▶ TASK TO COMPLETE
Pull every line that holds the word "available" from the entries.
------ RECORD SET ------
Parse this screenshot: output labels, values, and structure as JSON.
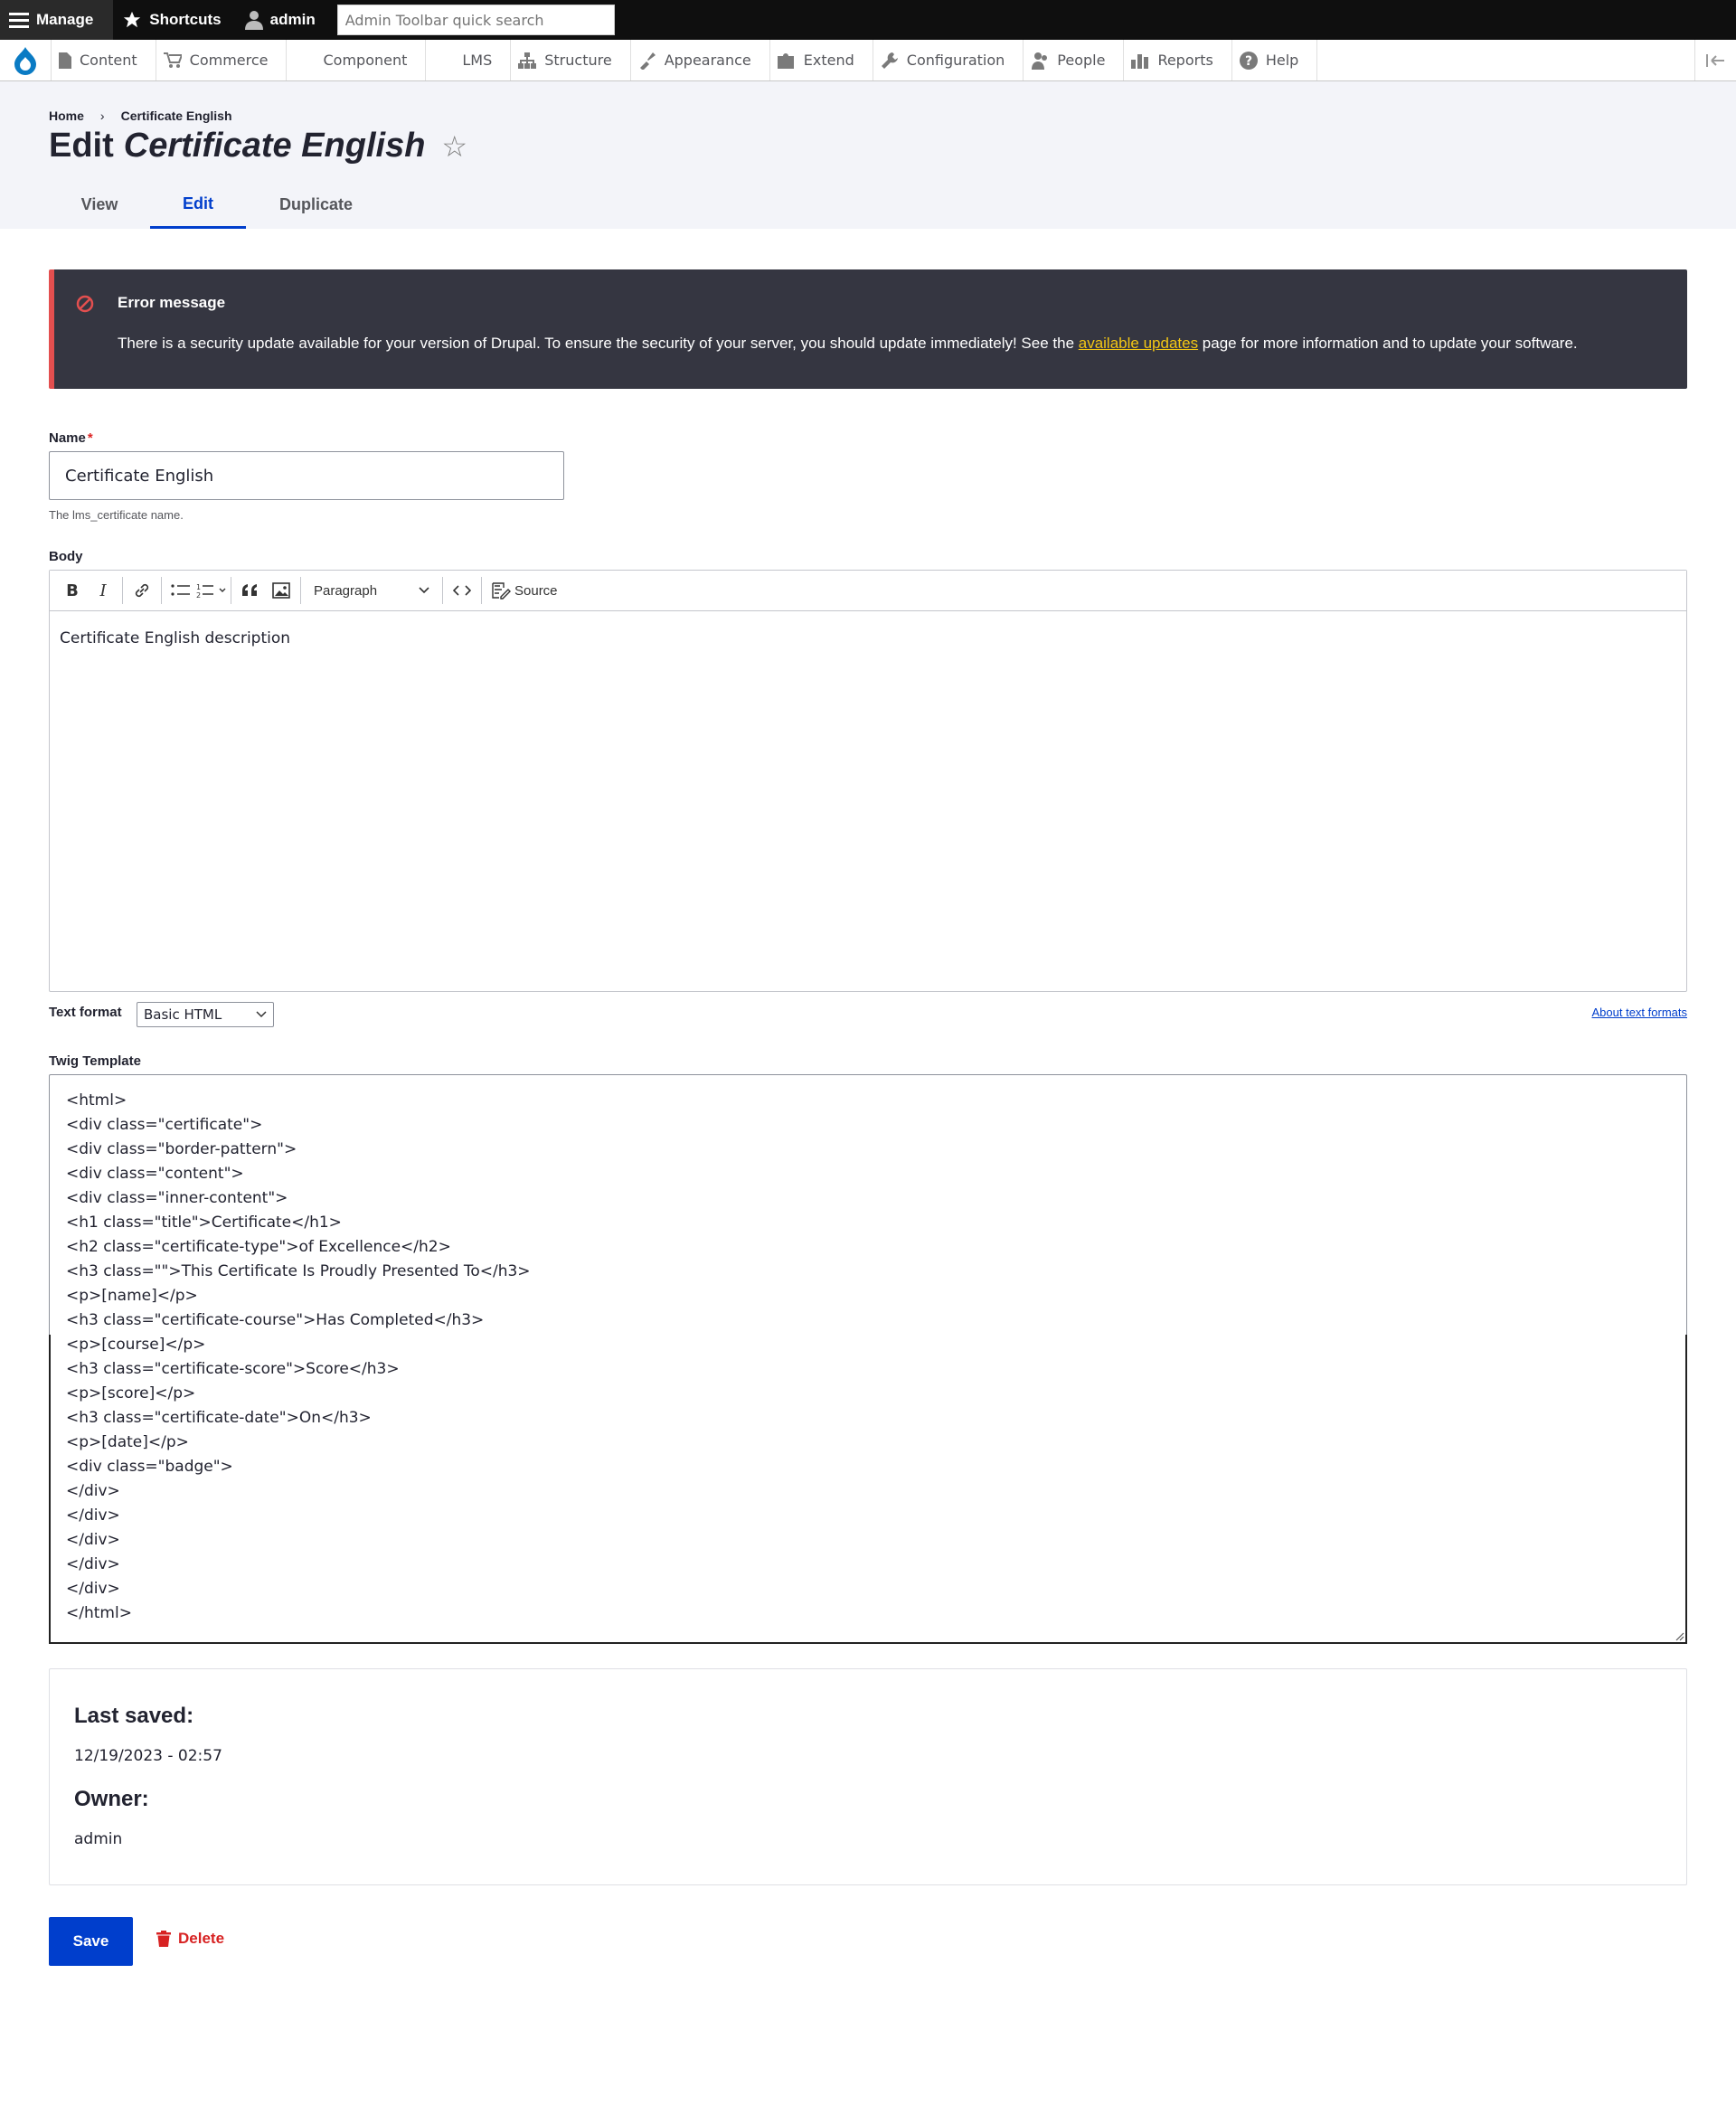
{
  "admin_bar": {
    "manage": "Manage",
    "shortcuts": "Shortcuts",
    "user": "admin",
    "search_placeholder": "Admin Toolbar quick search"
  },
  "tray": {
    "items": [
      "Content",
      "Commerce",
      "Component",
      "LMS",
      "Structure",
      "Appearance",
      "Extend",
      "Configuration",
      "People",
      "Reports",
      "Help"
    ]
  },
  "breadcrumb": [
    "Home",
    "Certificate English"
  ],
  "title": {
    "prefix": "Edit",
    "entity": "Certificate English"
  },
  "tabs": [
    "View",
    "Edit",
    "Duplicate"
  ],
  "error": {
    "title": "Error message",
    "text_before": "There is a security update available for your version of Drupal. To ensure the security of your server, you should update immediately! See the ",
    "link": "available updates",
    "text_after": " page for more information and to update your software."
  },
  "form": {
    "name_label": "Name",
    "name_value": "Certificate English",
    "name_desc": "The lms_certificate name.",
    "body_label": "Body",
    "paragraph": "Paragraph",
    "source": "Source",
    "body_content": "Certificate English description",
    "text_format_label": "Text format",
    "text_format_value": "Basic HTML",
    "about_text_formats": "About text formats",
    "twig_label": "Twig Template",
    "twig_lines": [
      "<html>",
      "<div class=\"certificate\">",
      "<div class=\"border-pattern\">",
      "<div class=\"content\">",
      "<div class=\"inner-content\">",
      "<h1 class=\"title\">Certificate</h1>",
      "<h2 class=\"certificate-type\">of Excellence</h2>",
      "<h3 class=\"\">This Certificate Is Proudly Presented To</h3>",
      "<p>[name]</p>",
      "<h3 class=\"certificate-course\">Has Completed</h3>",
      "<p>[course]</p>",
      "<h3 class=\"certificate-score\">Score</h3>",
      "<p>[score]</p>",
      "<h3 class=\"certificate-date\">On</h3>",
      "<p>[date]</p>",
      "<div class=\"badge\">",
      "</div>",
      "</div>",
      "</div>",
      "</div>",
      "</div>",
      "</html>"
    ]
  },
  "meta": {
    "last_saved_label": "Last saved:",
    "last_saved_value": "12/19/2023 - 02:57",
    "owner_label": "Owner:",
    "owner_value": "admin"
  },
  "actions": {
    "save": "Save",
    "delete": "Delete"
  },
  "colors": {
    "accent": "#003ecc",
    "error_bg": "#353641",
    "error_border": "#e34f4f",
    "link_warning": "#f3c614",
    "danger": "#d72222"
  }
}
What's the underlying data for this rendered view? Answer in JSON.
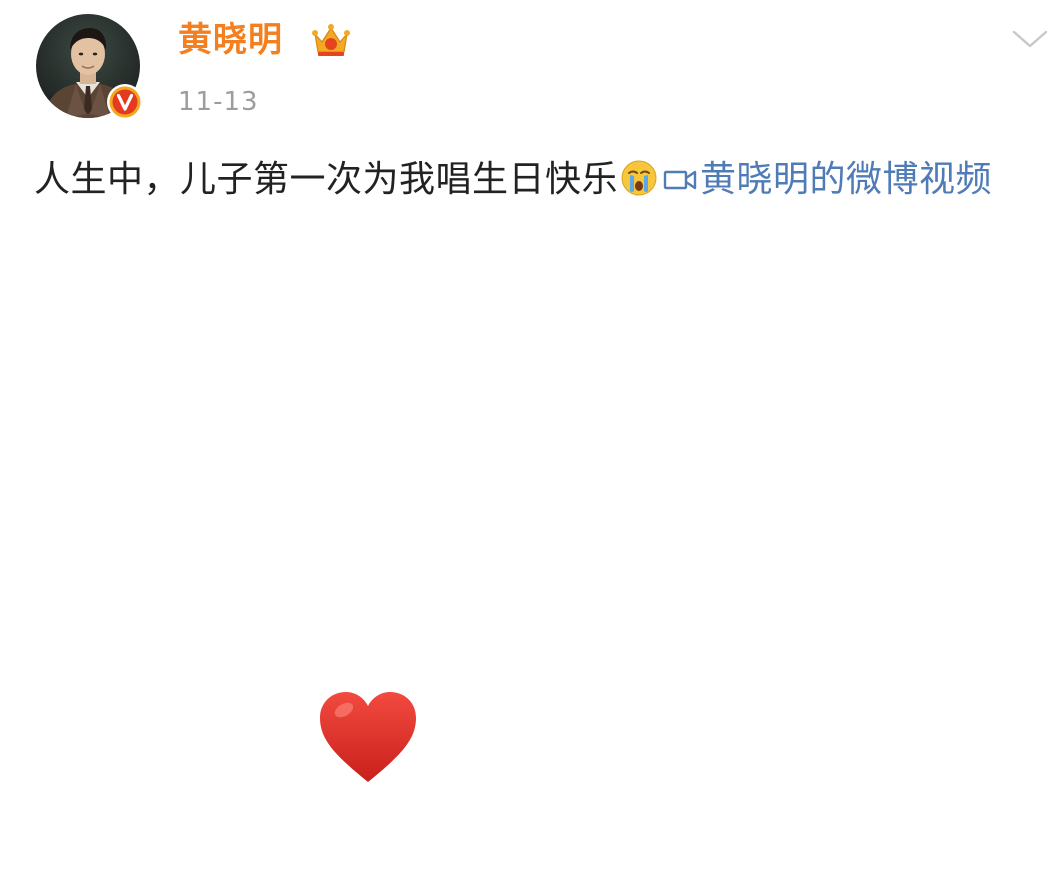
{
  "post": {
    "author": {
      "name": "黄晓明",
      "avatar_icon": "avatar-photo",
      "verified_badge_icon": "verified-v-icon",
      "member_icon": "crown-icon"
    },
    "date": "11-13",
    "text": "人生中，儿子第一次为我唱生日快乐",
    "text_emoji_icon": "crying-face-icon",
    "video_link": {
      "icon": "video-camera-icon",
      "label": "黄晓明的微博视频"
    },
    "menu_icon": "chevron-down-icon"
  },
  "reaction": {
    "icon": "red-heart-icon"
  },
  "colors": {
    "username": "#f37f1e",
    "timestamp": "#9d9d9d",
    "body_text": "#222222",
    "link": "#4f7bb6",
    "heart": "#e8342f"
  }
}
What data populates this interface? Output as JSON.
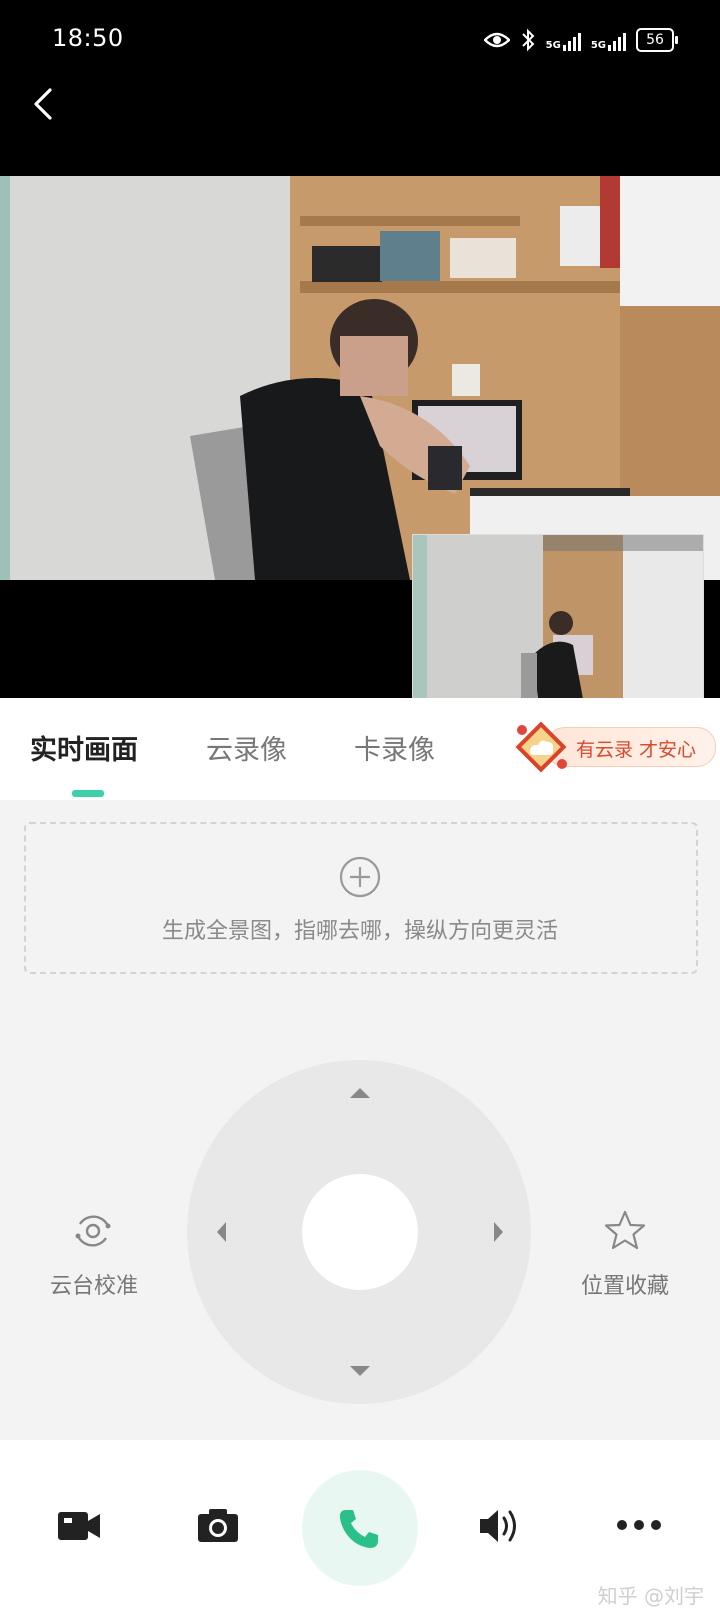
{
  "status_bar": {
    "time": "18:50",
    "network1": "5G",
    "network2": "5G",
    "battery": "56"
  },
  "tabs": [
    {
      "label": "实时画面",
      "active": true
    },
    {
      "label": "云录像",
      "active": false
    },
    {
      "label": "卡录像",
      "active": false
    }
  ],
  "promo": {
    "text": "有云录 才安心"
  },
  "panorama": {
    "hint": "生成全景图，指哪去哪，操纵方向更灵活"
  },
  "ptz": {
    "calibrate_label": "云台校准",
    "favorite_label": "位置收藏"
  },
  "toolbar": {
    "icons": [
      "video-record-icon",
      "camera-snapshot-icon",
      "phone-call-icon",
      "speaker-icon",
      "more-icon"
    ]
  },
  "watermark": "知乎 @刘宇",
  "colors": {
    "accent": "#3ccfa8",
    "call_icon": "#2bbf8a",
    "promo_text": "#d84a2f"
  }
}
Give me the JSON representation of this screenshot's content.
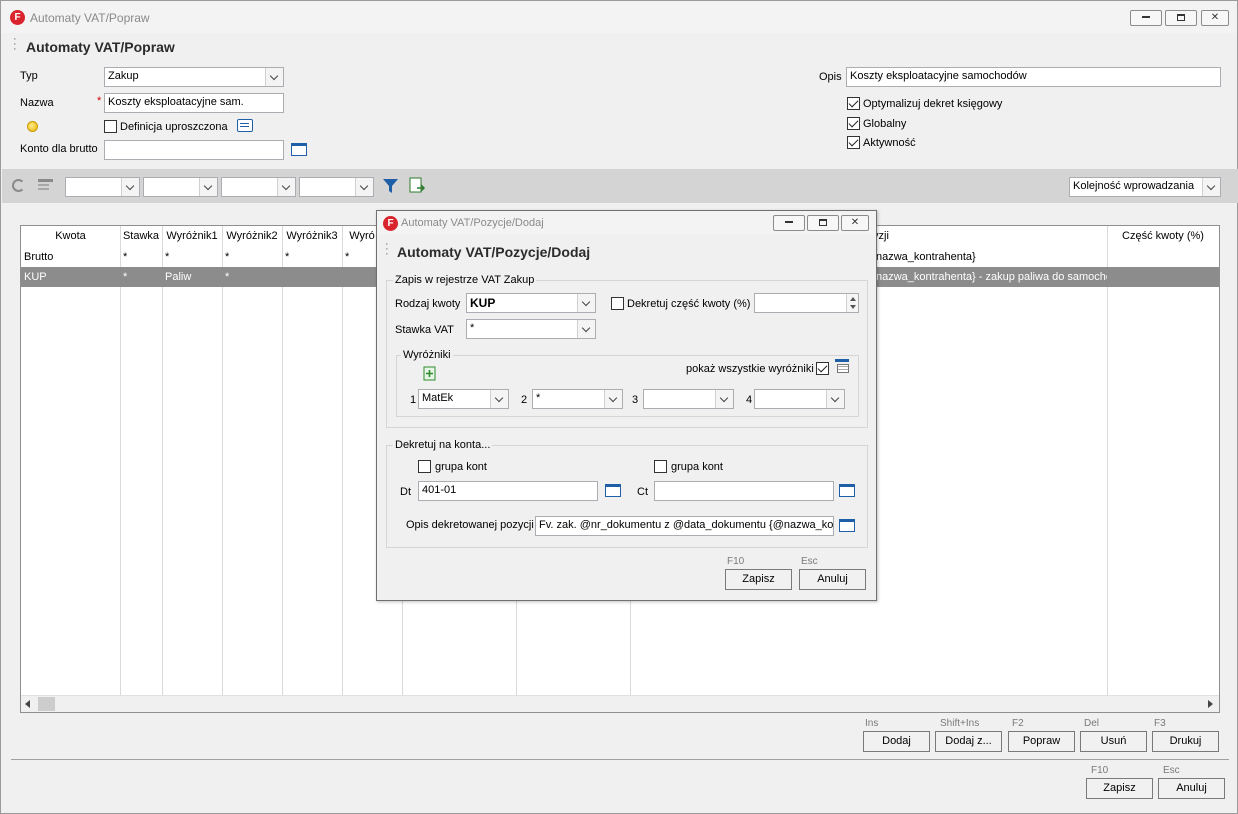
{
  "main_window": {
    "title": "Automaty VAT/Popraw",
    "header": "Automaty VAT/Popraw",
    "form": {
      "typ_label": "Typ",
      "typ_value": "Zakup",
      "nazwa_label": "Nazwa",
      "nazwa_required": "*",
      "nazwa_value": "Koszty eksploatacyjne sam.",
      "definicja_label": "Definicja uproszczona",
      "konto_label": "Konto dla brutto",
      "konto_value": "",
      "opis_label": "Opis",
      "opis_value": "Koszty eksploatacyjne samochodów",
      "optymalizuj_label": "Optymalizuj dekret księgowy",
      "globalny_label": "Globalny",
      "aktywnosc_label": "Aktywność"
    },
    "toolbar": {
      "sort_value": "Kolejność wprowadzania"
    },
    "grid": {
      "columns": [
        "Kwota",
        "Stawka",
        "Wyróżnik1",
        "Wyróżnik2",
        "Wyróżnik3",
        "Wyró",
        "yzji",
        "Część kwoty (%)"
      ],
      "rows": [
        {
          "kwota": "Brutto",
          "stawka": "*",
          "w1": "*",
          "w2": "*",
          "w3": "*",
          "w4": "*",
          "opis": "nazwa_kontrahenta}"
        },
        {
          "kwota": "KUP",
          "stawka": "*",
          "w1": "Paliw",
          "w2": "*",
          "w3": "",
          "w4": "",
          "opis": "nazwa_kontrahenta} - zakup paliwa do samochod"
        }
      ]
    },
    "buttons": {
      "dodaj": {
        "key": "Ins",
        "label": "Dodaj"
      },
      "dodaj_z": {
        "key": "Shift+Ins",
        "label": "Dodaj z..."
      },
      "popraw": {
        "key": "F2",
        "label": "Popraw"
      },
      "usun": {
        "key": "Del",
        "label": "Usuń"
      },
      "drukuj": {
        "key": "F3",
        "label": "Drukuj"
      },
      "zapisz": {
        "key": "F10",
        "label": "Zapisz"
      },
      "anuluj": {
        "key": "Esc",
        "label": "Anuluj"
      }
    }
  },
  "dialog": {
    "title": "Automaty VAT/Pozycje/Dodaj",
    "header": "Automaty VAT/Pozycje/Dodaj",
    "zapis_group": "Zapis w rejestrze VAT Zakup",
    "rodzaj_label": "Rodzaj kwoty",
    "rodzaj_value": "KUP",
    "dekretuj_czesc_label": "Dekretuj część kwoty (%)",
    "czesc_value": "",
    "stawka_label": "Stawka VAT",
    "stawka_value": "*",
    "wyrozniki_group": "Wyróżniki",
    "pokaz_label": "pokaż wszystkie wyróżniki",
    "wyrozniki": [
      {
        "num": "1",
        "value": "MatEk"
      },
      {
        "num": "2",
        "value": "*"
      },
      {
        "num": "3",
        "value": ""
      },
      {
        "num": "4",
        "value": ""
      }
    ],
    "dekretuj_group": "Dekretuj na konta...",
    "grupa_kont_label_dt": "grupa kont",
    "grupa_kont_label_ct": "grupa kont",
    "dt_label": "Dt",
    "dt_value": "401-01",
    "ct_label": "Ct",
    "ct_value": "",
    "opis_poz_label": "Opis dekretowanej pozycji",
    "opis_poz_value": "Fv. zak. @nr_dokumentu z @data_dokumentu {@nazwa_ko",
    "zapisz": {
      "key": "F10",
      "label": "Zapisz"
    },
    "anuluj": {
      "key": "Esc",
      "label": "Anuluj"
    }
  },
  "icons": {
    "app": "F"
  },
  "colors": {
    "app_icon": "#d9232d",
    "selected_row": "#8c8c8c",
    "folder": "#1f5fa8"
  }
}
------
▶ RESPONSE TO THE TASK
    "text_before": "There is a security update available for your version of Drupal. To ensure the security of your server, you should update immediately! See the ",
    "link": "available updates",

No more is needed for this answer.